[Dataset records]
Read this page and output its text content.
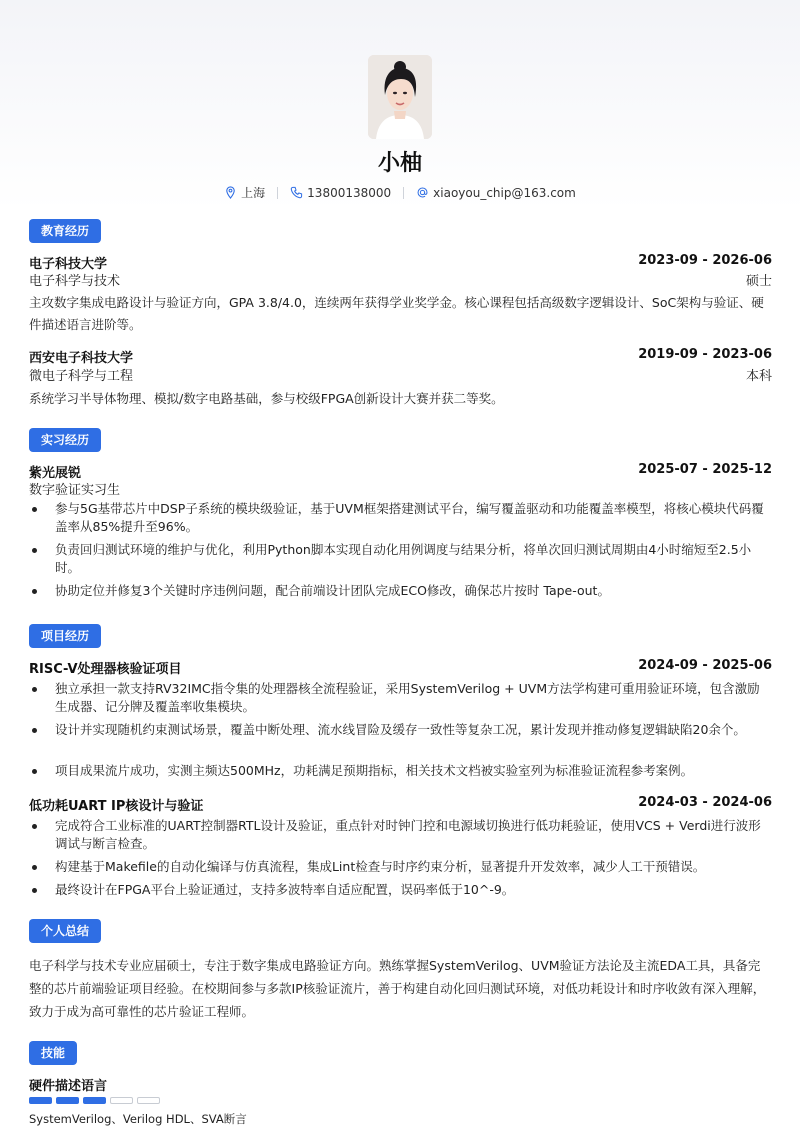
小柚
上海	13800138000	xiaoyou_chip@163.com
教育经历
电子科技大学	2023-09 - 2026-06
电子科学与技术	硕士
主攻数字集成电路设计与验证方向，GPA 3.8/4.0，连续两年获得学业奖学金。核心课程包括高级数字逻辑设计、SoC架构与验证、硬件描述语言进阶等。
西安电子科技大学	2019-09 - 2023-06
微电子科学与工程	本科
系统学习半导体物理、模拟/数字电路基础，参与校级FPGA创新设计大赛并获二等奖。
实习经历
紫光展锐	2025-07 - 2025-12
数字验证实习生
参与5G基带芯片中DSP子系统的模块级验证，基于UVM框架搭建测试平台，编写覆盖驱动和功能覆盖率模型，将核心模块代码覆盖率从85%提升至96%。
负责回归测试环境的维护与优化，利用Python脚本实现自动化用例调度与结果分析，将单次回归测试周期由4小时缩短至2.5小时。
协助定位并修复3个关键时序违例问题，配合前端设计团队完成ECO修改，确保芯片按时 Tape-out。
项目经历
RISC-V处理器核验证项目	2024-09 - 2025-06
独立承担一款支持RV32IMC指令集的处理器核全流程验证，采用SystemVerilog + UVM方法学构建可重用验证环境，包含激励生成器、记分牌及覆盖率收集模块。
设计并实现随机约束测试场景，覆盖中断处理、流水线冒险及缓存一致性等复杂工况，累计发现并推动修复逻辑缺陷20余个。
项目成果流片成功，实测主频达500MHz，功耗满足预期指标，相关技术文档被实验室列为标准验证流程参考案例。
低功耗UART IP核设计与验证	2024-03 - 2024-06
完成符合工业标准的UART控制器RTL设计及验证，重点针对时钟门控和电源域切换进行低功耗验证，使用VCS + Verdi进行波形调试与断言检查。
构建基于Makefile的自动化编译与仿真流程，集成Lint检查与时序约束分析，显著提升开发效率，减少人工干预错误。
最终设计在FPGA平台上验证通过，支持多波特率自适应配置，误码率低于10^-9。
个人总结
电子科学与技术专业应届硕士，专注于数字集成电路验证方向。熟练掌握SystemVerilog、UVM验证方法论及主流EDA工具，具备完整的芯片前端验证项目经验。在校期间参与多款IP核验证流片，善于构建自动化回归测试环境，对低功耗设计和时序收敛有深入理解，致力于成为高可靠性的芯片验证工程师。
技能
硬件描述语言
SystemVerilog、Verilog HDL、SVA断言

---

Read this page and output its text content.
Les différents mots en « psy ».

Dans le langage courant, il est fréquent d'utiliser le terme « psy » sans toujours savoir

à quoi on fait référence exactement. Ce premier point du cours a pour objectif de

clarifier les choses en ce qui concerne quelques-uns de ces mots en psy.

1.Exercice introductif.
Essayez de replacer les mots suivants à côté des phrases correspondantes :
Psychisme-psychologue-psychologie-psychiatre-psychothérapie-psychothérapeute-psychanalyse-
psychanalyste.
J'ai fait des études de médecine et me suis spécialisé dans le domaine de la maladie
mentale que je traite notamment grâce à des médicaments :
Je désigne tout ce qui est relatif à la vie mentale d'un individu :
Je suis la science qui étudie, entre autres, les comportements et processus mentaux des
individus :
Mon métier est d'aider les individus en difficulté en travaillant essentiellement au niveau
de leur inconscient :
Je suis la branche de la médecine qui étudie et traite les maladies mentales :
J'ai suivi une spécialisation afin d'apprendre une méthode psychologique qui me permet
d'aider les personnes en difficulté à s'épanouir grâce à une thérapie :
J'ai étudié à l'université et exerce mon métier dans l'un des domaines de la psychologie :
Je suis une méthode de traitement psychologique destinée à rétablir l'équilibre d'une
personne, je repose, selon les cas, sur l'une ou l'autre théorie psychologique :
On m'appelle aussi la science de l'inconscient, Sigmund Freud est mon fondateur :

==

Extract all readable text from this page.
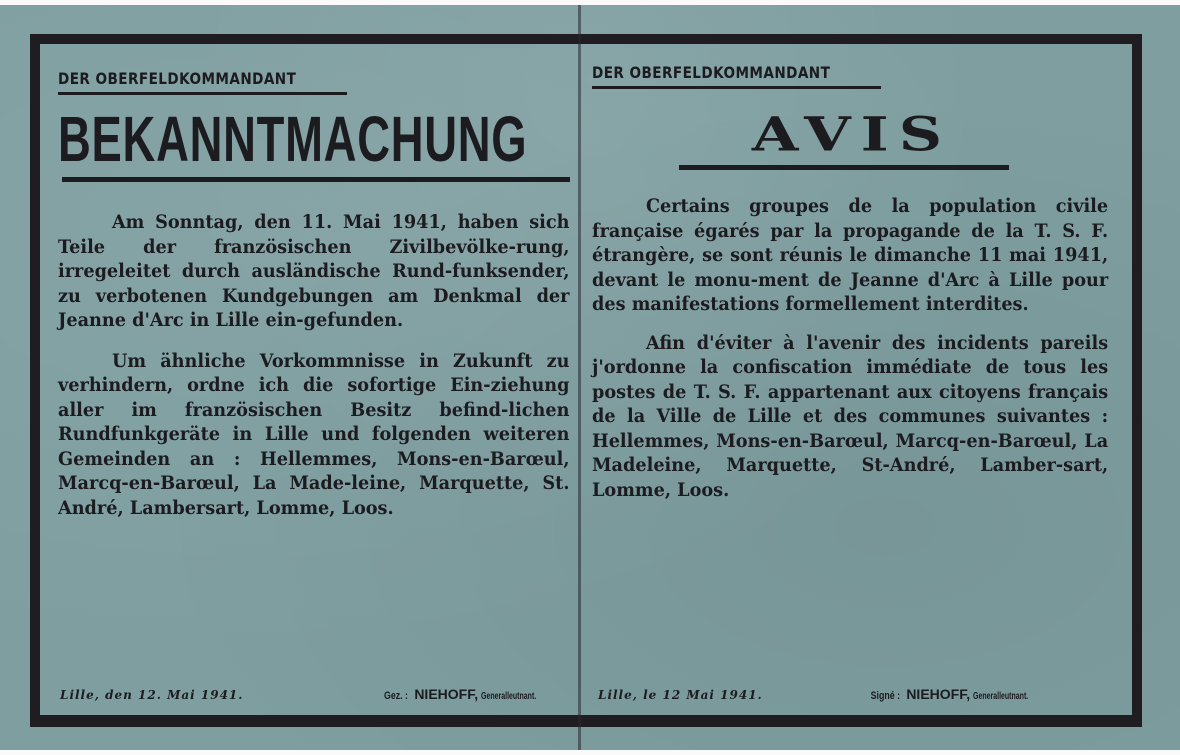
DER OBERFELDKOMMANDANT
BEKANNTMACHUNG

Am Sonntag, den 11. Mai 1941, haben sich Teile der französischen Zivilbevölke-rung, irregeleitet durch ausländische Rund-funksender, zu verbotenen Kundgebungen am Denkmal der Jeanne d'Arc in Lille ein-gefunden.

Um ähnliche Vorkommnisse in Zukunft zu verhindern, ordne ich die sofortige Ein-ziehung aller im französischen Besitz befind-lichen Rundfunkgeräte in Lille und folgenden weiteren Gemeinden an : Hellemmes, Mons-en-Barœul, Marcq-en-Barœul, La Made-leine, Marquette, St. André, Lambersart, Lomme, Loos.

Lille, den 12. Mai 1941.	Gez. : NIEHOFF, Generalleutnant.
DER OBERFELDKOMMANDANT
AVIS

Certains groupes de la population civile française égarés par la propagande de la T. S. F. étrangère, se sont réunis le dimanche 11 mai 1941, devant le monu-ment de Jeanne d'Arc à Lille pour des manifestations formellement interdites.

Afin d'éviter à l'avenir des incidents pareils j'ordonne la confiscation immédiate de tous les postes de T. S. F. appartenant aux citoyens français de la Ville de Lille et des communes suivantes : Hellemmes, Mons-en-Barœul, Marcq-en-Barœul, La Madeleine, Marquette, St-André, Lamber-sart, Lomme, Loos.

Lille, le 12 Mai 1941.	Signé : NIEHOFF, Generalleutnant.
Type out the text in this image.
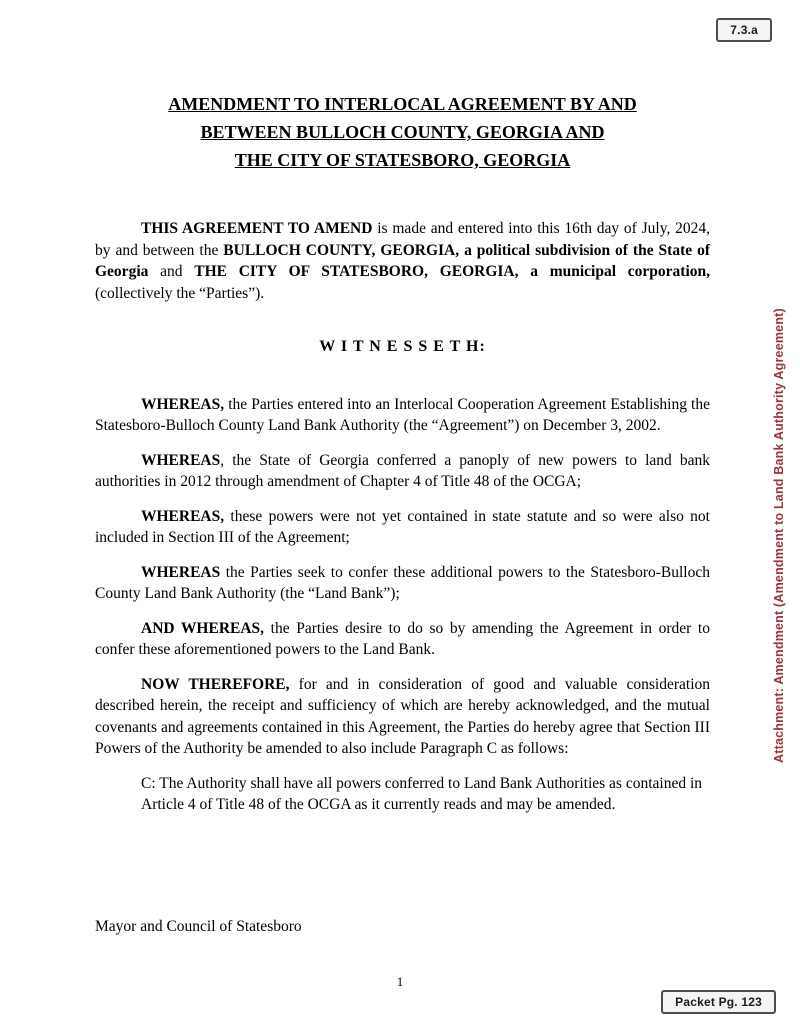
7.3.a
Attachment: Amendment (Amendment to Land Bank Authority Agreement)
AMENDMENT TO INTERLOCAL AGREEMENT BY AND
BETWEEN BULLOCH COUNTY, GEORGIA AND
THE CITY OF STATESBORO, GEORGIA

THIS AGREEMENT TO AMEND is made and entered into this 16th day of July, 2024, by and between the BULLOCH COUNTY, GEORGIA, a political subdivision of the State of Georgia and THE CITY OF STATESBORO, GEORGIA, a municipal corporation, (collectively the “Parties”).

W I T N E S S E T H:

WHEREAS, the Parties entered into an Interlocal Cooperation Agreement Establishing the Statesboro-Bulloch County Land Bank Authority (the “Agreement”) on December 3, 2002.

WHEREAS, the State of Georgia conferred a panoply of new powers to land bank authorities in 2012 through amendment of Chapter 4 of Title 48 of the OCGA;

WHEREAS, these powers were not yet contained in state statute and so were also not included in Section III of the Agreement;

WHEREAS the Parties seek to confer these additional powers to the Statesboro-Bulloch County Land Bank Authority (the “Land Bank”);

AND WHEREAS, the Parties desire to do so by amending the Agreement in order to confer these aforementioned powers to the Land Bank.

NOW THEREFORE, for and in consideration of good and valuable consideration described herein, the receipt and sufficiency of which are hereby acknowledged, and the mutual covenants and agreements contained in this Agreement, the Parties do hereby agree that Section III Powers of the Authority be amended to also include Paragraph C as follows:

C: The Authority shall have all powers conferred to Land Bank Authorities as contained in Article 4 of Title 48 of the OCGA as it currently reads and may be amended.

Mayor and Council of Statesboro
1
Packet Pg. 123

→ **Exercise description**:
In the entries above, find every line with the word "Title" and list it.

→ **Output for this exercise**:
WHEREAS, the State of Georgia conferred a panoply of new powers to land bank authorities in 2012 through amendment of Chapter 4 of Title 48 of the OCGA;
C: The Authority shall have all powers conferred to Land Bank Authorities as contained in Article 4 of Title 48 of the OCGA as it currently reads and may be amended.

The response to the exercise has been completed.